◆ OBJECTIVE:
Wherever the string "name" appears in a line, extract that line.

◆ ROWS:
▼▼▼

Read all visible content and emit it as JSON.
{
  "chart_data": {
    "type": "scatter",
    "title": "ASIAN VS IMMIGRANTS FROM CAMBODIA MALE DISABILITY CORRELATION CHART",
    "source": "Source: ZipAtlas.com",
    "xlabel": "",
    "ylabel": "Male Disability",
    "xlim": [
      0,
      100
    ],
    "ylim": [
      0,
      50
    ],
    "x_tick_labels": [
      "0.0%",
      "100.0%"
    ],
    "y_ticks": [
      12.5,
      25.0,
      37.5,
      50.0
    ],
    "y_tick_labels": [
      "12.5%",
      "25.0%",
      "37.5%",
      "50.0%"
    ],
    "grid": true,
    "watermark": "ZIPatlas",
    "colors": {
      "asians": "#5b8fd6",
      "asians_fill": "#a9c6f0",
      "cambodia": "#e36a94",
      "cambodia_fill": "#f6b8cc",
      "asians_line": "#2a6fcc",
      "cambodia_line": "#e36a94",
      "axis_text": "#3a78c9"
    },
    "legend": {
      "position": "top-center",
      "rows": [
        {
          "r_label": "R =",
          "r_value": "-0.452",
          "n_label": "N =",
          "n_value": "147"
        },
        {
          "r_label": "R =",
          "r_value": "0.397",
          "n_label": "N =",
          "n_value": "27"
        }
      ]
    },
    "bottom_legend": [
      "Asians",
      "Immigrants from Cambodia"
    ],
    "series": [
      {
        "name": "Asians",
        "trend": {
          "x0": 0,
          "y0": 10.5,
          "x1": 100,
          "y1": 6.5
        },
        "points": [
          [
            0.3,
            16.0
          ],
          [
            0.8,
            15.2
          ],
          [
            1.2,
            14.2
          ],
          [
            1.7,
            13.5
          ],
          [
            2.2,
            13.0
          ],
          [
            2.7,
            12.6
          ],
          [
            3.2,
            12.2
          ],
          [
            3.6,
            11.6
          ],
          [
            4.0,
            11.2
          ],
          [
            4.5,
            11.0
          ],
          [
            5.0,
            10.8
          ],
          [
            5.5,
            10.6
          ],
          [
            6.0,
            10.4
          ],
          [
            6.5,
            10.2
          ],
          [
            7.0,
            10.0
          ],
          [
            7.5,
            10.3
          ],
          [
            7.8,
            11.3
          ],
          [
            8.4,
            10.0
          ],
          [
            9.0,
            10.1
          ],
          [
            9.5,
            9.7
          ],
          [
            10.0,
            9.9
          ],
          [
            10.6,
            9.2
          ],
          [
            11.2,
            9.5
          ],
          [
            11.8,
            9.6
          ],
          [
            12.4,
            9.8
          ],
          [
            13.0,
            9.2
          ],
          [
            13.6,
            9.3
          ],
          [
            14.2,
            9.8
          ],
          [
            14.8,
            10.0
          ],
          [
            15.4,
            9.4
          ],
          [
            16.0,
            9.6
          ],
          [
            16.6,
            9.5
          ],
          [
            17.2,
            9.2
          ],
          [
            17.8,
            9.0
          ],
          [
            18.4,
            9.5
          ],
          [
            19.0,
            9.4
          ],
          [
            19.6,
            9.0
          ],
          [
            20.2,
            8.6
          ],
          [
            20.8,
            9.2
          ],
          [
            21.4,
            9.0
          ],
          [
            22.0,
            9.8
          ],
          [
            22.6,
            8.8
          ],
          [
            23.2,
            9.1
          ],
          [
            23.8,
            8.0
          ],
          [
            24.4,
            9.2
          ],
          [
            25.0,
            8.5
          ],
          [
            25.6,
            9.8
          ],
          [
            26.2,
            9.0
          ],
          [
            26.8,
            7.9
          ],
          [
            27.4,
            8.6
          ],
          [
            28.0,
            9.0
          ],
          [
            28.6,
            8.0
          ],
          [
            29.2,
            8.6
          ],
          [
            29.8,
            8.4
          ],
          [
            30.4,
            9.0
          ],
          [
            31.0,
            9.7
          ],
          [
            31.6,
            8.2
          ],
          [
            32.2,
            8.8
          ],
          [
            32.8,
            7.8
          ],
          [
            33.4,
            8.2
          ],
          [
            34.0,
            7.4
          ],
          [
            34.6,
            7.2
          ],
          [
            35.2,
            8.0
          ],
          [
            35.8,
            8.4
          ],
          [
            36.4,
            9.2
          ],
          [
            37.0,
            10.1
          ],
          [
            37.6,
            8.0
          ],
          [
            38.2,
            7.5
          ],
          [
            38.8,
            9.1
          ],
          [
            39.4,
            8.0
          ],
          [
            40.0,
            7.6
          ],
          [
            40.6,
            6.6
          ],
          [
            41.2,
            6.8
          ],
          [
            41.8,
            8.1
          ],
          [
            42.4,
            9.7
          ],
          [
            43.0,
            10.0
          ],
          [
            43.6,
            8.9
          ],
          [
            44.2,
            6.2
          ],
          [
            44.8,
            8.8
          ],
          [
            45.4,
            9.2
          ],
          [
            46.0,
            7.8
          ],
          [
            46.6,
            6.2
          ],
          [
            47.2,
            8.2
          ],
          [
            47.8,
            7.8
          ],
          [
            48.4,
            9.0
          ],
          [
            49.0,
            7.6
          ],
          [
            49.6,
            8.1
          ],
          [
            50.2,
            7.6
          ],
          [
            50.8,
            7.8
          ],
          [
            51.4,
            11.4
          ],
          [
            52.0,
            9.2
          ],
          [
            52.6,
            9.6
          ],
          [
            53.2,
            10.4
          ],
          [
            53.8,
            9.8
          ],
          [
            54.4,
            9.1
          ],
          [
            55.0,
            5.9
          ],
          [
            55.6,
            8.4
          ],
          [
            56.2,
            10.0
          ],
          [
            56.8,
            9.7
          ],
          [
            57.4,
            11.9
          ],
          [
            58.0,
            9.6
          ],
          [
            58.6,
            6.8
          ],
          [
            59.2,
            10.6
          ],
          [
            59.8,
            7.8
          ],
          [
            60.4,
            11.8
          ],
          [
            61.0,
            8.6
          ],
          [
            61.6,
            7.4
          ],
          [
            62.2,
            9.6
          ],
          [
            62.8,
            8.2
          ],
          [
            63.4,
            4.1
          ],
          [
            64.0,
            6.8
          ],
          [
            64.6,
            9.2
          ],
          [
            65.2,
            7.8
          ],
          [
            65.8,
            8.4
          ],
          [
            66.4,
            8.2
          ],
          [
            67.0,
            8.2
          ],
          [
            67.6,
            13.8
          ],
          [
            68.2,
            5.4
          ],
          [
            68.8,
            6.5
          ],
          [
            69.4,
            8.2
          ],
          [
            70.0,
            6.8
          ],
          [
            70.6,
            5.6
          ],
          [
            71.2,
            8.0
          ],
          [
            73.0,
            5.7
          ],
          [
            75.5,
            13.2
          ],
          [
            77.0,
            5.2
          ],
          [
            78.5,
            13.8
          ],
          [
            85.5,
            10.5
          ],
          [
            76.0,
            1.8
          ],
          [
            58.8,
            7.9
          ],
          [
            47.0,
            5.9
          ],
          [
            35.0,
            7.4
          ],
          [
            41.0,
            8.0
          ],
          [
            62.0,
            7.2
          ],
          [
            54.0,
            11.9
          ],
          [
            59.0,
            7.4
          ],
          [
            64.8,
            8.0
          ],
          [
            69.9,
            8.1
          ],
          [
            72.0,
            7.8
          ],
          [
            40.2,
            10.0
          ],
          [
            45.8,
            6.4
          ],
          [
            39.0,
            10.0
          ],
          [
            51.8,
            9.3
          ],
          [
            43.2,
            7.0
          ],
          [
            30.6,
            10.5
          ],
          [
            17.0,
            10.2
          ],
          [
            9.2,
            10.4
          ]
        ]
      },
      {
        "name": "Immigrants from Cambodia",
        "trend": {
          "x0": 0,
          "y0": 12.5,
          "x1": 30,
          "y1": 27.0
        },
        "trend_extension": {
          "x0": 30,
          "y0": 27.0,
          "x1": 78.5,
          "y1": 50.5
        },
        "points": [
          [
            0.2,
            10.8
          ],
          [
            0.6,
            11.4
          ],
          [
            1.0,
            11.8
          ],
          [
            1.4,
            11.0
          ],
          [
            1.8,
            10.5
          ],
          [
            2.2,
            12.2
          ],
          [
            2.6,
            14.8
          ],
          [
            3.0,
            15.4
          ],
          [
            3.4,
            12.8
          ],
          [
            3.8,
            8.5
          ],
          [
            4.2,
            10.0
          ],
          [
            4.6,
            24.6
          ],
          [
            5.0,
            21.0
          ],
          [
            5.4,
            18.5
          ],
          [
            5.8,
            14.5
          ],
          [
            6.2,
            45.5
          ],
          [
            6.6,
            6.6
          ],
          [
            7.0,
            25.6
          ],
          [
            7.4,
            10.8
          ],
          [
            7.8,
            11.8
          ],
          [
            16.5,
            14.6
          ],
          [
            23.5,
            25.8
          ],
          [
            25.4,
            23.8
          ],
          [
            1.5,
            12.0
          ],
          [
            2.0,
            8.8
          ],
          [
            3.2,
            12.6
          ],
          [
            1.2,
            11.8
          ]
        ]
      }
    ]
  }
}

▲▲▲

◆ RESULT OF THIS EXERCISE:
        "name": "Asians",
        "name": "Immigrants from Cambodia",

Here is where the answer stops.